<<<<

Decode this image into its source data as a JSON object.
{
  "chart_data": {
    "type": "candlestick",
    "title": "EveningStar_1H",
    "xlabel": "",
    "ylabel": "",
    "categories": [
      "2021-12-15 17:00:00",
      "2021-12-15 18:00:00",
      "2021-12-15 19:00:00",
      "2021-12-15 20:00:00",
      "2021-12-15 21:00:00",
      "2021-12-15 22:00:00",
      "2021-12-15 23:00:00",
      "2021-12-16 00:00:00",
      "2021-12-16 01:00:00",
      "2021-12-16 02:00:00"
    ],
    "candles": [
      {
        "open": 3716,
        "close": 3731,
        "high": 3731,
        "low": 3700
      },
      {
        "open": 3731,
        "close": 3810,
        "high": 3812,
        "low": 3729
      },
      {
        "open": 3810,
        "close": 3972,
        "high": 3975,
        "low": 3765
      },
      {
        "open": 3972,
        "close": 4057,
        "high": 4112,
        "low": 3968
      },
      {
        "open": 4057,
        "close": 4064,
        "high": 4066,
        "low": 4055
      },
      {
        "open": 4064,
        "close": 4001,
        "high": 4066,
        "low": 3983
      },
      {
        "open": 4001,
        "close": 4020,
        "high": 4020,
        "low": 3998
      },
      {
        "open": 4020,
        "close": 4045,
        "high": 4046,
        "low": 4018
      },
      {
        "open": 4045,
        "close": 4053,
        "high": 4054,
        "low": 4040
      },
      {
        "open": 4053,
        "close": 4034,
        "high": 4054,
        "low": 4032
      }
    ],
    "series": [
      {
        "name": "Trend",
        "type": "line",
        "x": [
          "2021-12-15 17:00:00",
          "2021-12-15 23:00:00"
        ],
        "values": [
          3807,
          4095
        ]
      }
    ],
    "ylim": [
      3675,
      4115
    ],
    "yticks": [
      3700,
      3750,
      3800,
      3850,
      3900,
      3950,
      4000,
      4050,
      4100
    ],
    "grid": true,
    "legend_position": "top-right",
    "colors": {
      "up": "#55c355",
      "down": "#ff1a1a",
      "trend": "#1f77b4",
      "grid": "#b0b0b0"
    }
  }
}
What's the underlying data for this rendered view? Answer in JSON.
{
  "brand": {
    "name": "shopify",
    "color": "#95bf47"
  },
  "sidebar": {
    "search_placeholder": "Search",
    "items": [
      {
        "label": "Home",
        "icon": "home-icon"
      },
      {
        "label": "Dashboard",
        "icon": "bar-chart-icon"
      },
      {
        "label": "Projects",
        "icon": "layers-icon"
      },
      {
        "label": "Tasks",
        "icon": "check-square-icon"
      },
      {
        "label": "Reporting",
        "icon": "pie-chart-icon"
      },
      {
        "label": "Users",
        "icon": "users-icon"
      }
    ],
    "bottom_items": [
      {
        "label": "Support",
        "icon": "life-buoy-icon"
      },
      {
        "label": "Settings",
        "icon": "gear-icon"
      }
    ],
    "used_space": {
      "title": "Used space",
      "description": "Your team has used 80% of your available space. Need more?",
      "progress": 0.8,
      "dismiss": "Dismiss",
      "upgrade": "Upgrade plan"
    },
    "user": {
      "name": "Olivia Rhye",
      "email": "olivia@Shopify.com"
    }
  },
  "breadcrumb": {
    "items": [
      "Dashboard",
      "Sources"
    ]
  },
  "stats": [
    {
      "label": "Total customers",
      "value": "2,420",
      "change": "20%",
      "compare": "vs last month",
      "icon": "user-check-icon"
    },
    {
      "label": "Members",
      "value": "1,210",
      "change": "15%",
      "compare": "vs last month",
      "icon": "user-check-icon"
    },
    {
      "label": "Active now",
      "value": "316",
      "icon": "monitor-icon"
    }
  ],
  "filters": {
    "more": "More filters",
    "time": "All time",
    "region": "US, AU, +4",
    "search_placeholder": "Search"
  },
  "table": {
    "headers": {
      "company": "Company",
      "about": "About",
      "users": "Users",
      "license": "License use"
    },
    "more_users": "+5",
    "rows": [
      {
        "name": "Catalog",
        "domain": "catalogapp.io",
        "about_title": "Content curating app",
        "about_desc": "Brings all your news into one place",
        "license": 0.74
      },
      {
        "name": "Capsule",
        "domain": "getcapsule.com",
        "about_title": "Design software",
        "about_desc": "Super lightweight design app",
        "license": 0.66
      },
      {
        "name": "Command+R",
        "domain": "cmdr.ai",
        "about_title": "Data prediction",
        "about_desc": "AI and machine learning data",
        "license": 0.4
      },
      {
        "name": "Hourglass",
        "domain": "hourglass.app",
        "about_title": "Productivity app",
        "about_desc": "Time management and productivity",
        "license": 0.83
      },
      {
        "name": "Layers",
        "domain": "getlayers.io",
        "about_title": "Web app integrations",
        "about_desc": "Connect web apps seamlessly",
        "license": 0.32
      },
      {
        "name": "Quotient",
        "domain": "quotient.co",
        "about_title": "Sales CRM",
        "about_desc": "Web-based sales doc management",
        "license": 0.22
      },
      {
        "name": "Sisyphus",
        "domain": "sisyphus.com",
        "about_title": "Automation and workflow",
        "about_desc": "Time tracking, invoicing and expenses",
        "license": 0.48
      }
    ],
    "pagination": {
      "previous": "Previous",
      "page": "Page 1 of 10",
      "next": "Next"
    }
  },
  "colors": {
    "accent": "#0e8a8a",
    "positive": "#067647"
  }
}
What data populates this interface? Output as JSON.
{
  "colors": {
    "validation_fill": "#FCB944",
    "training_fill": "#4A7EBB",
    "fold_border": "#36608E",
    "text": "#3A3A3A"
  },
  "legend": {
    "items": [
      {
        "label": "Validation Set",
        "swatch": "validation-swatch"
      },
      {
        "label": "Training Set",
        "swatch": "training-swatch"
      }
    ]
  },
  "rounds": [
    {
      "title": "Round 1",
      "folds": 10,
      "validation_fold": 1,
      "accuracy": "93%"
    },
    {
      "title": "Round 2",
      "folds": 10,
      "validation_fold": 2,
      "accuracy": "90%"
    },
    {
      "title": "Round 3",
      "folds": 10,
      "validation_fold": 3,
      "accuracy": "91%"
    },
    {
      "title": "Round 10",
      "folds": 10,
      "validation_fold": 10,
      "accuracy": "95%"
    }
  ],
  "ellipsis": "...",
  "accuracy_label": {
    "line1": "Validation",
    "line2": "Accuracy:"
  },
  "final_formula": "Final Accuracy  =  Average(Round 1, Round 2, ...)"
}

>>>>

REQUIRED WORK
Check each line of the entries above for the word "close". List the ones that have it.

SOLUTION FOR THIS EXERCISE
        "close": 3731,
        "close": 3810,
        "close": 3972,
        "close": 4057,
        "close": 4064,
        "close": 4001,
        "close": 4020,
        "close": 4045,
        "close": 4053,
        "close": 4034,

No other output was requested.